■ Exercise prompt: An exact, complete copy of the entries that follow is needed.

■ Listed entries:
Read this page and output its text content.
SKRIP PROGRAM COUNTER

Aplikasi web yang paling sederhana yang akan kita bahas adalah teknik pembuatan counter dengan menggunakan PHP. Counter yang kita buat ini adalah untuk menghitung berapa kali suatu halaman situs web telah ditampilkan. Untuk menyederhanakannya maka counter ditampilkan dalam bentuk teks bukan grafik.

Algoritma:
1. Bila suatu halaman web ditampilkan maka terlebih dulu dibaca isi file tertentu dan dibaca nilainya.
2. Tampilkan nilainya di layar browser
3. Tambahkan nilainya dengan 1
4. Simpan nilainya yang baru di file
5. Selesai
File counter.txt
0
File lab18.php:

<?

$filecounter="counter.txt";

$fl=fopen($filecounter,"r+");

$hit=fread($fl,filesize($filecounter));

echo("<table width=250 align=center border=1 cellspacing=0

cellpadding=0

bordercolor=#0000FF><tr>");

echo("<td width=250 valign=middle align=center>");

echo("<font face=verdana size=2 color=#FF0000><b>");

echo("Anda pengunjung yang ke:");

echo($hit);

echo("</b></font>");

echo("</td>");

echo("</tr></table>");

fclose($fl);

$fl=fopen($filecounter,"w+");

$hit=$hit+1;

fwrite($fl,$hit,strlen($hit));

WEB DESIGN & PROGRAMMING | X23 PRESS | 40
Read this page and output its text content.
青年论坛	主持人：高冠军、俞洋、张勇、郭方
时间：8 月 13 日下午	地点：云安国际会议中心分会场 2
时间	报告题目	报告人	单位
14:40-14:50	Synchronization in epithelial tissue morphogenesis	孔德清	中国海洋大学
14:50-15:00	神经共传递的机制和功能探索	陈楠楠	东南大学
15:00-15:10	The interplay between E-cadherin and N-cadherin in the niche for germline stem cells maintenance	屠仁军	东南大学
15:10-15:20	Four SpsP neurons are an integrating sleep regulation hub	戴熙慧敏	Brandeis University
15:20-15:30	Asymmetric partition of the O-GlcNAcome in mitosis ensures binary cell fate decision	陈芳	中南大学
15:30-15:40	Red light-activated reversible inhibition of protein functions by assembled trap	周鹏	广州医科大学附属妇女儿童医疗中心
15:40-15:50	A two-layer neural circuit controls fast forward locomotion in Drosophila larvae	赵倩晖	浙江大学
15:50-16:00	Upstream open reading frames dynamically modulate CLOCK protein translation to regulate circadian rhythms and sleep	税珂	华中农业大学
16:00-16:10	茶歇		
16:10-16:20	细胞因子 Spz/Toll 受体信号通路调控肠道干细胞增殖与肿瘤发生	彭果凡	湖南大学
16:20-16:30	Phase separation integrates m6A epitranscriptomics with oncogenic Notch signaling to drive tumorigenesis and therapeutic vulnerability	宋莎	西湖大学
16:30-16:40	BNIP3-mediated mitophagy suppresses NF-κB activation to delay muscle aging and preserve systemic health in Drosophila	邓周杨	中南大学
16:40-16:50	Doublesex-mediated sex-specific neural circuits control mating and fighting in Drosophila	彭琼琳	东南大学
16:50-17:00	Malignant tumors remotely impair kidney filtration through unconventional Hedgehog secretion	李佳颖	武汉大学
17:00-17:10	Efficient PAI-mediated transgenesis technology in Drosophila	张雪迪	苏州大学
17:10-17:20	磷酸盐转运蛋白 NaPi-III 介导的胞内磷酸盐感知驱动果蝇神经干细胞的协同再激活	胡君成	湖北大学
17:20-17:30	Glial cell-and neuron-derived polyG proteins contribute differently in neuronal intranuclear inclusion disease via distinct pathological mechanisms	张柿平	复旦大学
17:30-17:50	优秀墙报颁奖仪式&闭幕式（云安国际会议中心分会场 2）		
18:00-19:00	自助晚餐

■ Answer box:
Read this page and output its text content.
SKRIP PROGRAM COUNTER

Aplikasi web yang paling sederhana yang akan kita bahas adalah teknik pembuatan counter dengan menggunakan PHP. Counter yang kita buat ini adalah untuk menghitung berapa kali suatu halaman situs web telah ditampilkan. Untuk menyederhanakannya maka counter ditampilkan dalam bentuk teks bukan grafik.

Algoritma:
1. Bila suatu halaman web ditampilkan maka terlebih dulu dibaca isi file tertentu dan dibaca nilainya.
2. Tampilkan nilainya di layar browser
3. Tambahkan nilainya dengan 1
4. Simpan nilainya yang baru di file
5. Selesai
File counter.txt
0
File lab18.php:

<?

$filecounter="counter.txt";

$fl=fopen($filecounter,"r+");

$hit=fread($fl,filesize($filecounter));

echo("<table width=250 align=center border=1 cellspacing=0

cellpadding=0

bordercolor=#0000FF><tr>");

echo("<td width=250 valign=middle align=center>");

echo("<font face=verdana size=2 color=#FF0000><b>");

echo("Anda pengunjung yang ke:");

echo($hit);

echo("</b></font>");

echo("</td>");

echo("</tr></table>");

fclose($fl);

$fl=fopen($filecounter,"w+");

$hit=$hit+1;

fwrite($fl,$hit,strlen($hit));

WEB DESIGN & PROGRAMMING | X23 PRESS | 40
Read this page and output its text content.
青年论坛	主持人：高冠军、俞洋、张勇、郭方
时间：8 月 13 日下午	地点：云安国际会议中心分会场 2
时间	报告题目	报告人	单位
14:40-14:50	Synchronization in epithelial tissue morphogenesis	孔德清	中国海洋大学
14:50-15:00	神经共传递的机制和功能探索	陈楠楠	东南大学
15:00-15:10	The interplay between E-cadherin and N-cadherin in the niche for germline stem cells maintenance	屠仁军	东南大学
15:10-15:20	Four SpsP neurons are an integrating sleep regulation hub	戴熙慧敏	Brandeis University
15:20-15:30	Asymmetric partition of the O-GlcNAcome in mitosis ensures binary cell fate decision	陈芳	中南大学
15:30-15:40	Red light-activated reversible inhibition of protein functions by assembled trap	周鹏	广州医科大学附属妇女儿童医疗中心
15:40-15:50	A two-layer neural circuit controls fast forward locomotion in Drosophila larvae	赵倩晖	浙江大学
15:50-16:00	Upstream open reading frames dynamically modulate CLOCK protein translation to regulate circadian rhythms and sleep	税珂	华中农业大学
16:00-16:10	茶歇		
16:10-16:20	细胞因子 Spz/Toll 受体信号通路调控肠道干细胞增殖与肿瘤发生	彭果凡	湖南大学
16:20-16:30	Phase separation integrates m6A epitranscriptomics with oncogenic Notch signaling to drive tumorigenesis and therapeutic vulnerability	宋莎	西湖大学
16:30-16:40	BNIP3-mediated mitophagy suppresses NF-κB activation to delay muscle aging and preserve systemic health in Drosophila	邓周杨	中南大学
16:40-16:50	Doublesex-mediated sex-specific neural circuits control mating and fighting in Drosophila	彭琼琳	东南大学
16:50-17:00	Malignant tumors remotely impair kidney filtration through unconventional Hedgehog secretion	李佳颖	武汉大学
17:00-17:10	Efficient PAI-mediated transgenesis technology in Drosophila	张雪迪	苏州大学
17:10-17:20	磷酸盐转运蛋白 NaPi-III 介导的胞内磷酸盐感知驱动果蝇神经干细胞的协同再激活	胡君成	湖北大学
17:20-17:30	Glial cell-and neuron-derived polyG proteins contribute differently in neuronal intranuclear inclusion disease via distinct pathological mechanisms	张柿平	复旦大学
17:30-17:50	优秀墙报颁奖仪式&闭幕式（云安国际会议中心分会场 2）		
18:00-19:00	自助晚餐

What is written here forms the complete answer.